- [What to work on]: Every entry needs to be printed exactly, please.

* BEGIN *

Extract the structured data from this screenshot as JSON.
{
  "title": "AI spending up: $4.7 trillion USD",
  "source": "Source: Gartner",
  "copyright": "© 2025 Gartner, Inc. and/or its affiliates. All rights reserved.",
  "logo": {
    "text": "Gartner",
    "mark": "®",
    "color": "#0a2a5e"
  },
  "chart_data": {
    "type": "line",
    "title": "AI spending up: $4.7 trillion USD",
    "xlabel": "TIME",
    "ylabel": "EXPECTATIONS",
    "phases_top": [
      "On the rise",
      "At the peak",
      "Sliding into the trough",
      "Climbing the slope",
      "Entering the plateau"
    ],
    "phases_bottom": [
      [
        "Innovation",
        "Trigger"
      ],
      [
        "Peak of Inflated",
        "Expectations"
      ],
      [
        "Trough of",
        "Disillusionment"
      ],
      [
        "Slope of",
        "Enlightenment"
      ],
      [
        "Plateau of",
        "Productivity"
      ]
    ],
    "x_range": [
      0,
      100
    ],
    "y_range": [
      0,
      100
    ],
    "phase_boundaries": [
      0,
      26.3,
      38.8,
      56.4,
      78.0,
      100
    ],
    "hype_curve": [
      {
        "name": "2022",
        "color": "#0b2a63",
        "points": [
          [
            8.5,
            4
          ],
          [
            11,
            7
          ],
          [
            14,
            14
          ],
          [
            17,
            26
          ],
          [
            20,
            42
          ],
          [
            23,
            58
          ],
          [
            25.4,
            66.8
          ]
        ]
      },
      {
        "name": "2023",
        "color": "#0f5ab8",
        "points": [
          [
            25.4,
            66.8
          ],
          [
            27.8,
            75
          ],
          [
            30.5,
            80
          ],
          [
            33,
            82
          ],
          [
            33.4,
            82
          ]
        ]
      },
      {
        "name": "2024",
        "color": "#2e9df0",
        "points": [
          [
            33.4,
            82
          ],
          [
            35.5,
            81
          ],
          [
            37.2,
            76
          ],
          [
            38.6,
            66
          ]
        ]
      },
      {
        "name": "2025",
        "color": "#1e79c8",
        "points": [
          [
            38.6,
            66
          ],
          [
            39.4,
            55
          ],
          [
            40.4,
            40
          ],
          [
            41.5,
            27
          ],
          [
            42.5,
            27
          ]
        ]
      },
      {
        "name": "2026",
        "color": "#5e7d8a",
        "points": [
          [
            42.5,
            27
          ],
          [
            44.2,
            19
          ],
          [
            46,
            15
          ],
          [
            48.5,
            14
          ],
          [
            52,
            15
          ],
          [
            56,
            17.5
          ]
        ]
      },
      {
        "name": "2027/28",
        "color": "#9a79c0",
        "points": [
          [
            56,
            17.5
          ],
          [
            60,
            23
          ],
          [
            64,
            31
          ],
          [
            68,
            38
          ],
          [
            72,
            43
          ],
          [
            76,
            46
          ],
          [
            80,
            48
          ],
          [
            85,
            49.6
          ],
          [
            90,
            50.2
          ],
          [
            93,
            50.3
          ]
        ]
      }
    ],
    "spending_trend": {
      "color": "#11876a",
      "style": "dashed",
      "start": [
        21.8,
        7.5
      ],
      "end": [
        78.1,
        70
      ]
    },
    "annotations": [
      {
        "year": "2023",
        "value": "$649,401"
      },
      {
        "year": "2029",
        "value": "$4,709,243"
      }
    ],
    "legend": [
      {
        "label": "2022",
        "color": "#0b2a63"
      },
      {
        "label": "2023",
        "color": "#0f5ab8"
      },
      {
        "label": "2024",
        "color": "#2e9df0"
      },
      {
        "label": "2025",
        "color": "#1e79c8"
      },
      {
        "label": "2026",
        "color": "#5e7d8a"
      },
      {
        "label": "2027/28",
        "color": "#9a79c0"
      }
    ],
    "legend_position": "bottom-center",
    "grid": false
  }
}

* END *

- [Exercise solution]:
Extract the structured data from this screenshot as JSON.
{
  "title": "AI spending up: $4.7 trillion USD",
  "source": "Source: Gartner",
  "copyright": "© 2025 Gartner, Inc. and/or its affiliates. All rights reserved.",
  "logo": {
    "text": "Gartner",
    "mark": "®",
    "color": "#0a2a5e"
  },
  "chart_data": {
    "type": "line",
    "title": "AI spending up: $4.7 trillion USD",
    "xlabel": "TIME",
    "ylabel": "EXPECTATIONS",
    "phases_top": [
      "On the rise",
      "At the peak",
      "Sliding into the trough",
      "Climbing the slope",
      "Entering the plateau"
    ],
    "phases_bottom": [
      [
        "Innovation",
        "Trigger"
      ],
      [
        "Peak of Inflated",
        "Expectations"
      ],
      [
        "Trough of",
        "Disillusionment"
      ],
      [
        "Slope of",
        "Enlightenment"
      ],
      [
        "Plateau of",
        "Productivity"
      ]
    ],
    "x_range": [
      0,
      100
    ],
    "y_range": [
      0,
      100
    ],
    "phase_boundaries": [
      0,
      26.3,
      38.8,
      56.4,
      78.0,
      100
    ],
    "hype_curve": [
      {
        "name": "2022",
        "color": "#0b2a63",
        "points": [
          [
            8.5,
            4
          ],
          [
            11,
            7
          ],
          [
            14,
            14
          ],
          [
            17,
            26
          ],
          [
            20,
            42
          ],
          [
            23,
            58
          ],
          [
            25.4,
            66.8
          ]
        ]
      },
      {
        "name": "2023",
        "color": "#0f5ab8",
        "points": [
          [
            25.4,
            66.8
          ],
          [
            27.8,
            75
          ],
          [
            30.5,
            80
          ],
          [
            33,
            82
          ],
          [
            33.4,
            82
          ]
        ]
      },
      {
        "name": "2024",
        "color": "#2e9df0",
        "points": [
          [
            33.4,
            82
          ],
          [
            35.5,
            81
          ],
          [
            37.2,
            76
          ],
          [
            38.6,
            66
          ]
        ]
      },
      {
        "name": "2025",
        "color": "#1e79c8",
        "points": [
          [
            38.6,
            66
          ],
          [
            39.4,
            55
          ],
          [
            40.4,
            40
          ],
          [
            41.5,
            27
          ],
          [
            42.5,
            27
          ]
        ]
      },
      {
        "name": "2026",
        "color": "#5e7d8a",
        "points": [
          [
            42.5,
            27
          ],
          [
            44.2,
            19
          ],
          [
            46,
            15
          ],
          [
            48.5,
            14
          ],
          [
            52,
            15
          ],
          [
            56,
            17.5
          ]
        ]
      },
      {
        "name": "2027/28",
        "color": "#9a79c0",
        "points": [
          [
            56,
            17.5
          ],
          [
            60,
            23
          ],
          [
            64,
            31
          ],
          [
            68,
            38
          ],
          [
            72,
            43
          ],
          [
            76,
            46
          ],
          [
            80,
            48
          ],
          [
            85,
            49.6
          ],
          [
            90,
            50.2
          ],
          [
            93,
            50.3
          ]
        ]
      }
    ],
    "spending_trend": {
      "color": "#11876a",
      "style": "dashed",
      "start": [
        21.8,
        7.5
      ],
      "end": [
        78.1,
        70
      ]
    },
    "annotations": [
      {
        "year": "2023",
        "value": "$649,401"
      },
      {
        "year": "2029",
        "value": "$4,709,243"
      }
    ],
    "legend": [
      {
        "label": "2022",
        "color": "#0b2a63"
      },
      {
        "label": "2023",
        "color": "#0f5ab8"
      },
      {
        "label": "2024",
        "color": "#2e9df0"
      },
      {
        "label": "2025",
        "color": "#1e79c8"
      },
      {
        "label": "2026",
        "color": "#5e7d8a"
      },
      {
        "label": "2027/28",
        "color": "#9a79c0"
      }
    ],
    "legend_position": "bottom-center",
    "grid": false
  }
}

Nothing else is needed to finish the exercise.